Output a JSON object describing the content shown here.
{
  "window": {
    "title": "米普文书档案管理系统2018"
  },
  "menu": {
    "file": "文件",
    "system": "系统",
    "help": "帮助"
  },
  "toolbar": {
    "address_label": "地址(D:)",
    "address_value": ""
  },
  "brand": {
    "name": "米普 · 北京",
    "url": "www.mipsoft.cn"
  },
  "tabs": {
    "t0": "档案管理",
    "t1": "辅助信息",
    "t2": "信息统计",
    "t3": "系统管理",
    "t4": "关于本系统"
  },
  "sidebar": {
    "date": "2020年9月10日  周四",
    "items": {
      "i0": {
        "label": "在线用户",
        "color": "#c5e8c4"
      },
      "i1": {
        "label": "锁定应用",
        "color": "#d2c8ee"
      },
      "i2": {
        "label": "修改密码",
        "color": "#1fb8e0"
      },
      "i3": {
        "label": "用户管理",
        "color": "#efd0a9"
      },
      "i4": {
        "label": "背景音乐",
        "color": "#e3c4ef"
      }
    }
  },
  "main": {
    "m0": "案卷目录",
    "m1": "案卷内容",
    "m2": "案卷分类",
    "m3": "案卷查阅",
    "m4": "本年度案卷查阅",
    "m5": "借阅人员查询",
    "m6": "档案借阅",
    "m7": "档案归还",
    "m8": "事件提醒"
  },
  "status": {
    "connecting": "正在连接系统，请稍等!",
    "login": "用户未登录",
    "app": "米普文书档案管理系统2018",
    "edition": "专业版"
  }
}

◆ ◆ ◆ ◆

→ **Short exercise**: Above are several records. Count the lines among them that contain "color" and give only the total.

→ **Answer**: 5